• ACTIVITY:
Return the lines below that contain the word "Elements".

Start of GIVEN RECORDS

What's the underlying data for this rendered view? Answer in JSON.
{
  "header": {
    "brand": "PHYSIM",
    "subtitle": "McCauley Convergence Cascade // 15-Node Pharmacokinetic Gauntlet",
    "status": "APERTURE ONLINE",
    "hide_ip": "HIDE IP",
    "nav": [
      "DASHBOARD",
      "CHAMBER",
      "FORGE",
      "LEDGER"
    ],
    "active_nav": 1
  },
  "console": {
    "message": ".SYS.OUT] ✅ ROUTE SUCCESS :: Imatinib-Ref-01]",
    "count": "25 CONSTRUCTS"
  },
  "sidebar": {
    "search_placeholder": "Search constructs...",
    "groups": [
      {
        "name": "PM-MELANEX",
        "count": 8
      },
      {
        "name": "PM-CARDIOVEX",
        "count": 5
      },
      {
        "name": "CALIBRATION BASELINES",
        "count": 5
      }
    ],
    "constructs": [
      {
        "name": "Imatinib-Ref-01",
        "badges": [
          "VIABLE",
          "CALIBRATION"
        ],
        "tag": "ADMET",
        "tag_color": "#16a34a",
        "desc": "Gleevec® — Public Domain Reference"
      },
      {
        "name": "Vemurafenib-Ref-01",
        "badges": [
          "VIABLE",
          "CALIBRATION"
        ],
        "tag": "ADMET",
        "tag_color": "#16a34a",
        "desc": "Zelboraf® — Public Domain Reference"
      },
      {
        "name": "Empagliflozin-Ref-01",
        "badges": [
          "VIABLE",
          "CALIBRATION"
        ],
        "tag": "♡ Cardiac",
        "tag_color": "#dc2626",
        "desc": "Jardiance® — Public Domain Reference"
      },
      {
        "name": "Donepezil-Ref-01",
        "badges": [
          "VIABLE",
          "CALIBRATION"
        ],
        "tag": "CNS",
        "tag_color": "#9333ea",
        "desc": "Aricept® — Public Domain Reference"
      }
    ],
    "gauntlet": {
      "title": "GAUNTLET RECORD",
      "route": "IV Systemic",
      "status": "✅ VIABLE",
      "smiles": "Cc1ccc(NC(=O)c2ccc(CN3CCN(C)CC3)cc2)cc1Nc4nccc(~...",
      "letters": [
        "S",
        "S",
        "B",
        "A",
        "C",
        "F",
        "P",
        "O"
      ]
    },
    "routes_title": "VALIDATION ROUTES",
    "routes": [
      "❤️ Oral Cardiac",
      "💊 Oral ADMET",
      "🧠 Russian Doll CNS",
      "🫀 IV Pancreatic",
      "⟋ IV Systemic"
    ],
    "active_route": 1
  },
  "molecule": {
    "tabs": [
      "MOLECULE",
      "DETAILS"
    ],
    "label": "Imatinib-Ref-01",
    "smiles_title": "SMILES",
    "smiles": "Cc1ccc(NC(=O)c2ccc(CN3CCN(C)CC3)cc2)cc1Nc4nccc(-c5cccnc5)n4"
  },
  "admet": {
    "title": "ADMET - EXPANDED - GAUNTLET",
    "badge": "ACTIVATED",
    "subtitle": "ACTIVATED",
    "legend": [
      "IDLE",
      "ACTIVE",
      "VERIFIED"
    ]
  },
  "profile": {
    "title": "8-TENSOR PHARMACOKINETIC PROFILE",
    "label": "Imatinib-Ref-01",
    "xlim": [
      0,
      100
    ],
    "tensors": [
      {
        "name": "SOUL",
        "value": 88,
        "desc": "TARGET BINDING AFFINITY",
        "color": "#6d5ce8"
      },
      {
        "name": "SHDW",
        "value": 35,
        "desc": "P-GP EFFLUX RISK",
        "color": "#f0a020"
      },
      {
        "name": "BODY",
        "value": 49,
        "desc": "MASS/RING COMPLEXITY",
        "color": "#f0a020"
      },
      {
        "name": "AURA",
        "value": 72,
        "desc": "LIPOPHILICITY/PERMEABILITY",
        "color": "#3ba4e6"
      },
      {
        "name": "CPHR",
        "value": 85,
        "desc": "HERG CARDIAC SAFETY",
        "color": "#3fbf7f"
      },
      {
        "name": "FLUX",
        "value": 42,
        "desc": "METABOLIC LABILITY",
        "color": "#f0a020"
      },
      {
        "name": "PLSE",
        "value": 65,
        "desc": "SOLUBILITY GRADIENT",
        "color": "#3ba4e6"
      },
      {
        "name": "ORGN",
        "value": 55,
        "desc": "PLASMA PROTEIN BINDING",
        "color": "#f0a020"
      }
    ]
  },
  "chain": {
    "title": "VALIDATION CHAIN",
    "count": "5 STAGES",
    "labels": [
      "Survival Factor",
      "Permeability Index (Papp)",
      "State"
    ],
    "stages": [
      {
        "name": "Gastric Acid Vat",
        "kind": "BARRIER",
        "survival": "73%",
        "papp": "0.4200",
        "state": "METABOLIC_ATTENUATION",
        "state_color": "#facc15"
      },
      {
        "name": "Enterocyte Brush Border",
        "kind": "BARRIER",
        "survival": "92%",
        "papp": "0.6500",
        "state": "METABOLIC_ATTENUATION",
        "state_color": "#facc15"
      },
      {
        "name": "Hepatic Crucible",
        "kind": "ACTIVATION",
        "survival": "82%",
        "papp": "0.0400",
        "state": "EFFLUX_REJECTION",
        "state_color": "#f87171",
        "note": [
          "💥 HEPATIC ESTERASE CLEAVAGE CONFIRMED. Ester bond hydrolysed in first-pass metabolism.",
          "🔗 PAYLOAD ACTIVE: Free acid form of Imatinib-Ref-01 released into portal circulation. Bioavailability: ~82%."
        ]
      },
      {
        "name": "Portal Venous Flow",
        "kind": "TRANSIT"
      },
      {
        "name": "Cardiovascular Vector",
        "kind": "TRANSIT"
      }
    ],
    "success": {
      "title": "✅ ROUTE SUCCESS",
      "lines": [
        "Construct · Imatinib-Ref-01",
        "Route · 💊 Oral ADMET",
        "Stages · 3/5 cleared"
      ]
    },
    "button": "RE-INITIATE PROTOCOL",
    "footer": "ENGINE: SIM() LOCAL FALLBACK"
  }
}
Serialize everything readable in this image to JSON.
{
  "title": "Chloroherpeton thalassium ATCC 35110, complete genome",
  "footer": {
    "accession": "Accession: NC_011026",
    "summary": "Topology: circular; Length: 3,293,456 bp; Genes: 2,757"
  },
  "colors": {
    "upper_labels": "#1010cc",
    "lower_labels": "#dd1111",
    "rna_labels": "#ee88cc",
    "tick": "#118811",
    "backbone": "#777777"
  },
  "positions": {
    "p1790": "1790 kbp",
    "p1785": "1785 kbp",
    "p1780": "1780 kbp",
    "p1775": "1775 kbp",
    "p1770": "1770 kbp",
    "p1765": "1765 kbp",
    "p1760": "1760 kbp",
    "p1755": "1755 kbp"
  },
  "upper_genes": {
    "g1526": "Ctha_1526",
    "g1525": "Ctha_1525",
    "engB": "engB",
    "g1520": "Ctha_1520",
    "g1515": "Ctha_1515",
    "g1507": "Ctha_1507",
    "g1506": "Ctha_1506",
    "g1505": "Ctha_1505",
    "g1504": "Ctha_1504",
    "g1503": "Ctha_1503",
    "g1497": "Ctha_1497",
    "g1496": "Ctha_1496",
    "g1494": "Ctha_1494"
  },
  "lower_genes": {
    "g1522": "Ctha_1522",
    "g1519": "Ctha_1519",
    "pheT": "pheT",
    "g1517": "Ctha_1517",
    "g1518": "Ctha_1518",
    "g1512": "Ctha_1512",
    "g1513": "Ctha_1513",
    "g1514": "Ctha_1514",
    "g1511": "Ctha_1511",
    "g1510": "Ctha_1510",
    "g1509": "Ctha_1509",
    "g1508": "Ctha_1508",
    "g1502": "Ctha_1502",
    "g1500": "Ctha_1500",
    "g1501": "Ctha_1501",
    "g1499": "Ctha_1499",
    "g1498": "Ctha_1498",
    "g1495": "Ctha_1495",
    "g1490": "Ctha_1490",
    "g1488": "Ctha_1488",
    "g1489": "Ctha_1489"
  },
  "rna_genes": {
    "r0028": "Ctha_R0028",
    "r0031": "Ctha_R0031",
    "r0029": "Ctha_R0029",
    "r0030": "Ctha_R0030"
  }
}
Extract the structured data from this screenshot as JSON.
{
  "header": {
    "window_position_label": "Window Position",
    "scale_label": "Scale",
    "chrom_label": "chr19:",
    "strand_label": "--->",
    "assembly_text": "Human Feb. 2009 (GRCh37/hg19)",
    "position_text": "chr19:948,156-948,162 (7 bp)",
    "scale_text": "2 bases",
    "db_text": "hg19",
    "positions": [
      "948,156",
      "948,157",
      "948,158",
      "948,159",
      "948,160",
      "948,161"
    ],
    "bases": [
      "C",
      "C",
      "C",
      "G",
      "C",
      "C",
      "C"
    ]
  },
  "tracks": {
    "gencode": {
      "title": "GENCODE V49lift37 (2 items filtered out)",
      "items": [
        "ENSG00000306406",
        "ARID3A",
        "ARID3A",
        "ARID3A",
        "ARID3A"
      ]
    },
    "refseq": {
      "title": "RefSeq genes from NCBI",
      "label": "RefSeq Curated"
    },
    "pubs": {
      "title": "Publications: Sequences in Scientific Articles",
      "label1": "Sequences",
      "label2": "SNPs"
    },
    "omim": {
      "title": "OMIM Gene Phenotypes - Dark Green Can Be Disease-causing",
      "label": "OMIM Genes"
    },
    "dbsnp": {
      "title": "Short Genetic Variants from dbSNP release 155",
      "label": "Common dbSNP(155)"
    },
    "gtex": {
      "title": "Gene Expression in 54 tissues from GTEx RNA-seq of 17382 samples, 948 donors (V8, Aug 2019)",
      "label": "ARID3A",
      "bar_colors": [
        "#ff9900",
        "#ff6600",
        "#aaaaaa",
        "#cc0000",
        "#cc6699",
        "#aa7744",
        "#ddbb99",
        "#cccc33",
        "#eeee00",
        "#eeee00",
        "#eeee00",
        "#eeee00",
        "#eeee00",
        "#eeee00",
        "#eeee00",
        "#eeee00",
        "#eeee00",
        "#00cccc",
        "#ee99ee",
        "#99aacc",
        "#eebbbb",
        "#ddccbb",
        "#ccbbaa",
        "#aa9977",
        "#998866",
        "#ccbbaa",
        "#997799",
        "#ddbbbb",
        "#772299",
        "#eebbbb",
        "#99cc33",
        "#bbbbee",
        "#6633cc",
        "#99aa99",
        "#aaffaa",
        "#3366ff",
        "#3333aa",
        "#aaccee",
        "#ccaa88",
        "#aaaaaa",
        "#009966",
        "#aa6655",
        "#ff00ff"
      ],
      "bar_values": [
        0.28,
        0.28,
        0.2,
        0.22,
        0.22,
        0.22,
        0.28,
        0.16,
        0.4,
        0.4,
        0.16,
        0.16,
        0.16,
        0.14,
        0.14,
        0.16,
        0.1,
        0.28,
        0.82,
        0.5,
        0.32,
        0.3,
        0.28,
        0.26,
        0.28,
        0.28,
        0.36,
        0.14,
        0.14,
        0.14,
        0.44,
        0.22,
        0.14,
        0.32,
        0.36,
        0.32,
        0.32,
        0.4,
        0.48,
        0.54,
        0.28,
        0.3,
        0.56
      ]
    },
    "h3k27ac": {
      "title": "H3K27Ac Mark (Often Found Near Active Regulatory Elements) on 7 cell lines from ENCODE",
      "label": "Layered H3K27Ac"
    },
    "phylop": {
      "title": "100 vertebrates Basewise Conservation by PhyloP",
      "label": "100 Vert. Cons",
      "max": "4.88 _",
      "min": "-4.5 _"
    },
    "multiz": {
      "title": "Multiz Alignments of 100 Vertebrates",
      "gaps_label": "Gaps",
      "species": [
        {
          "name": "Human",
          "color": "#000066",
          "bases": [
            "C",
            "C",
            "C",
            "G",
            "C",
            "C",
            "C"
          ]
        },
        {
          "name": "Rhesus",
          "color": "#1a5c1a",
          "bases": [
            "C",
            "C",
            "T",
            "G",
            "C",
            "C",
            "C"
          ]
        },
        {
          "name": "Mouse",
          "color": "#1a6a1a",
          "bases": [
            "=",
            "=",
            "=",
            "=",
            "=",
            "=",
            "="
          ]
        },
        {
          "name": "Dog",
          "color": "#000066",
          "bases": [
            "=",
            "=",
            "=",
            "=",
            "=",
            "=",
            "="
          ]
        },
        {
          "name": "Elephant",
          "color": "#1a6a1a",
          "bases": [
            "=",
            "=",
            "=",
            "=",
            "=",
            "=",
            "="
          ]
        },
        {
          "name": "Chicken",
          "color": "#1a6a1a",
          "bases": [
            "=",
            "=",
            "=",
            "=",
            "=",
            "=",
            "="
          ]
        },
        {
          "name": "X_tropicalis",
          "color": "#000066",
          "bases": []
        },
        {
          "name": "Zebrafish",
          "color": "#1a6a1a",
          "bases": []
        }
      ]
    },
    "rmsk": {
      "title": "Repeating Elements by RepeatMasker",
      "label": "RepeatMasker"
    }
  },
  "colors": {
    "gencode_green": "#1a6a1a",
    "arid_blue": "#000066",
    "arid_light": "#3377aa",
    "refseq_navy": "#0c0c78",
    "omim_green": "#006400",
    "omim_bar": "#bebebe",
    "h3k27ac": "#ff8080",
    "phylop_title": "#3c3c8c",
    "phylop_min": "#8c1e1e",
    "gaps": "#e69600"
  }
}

End of GIVEN RECORDS

• REPLY TO THE TASK:
      "title": "H3K27Ac Mark (Often Found Near Active Regulatory Elements) on 7 cell lines from ENCODE",
      "title": "Repeating Elements by RepeatMasker",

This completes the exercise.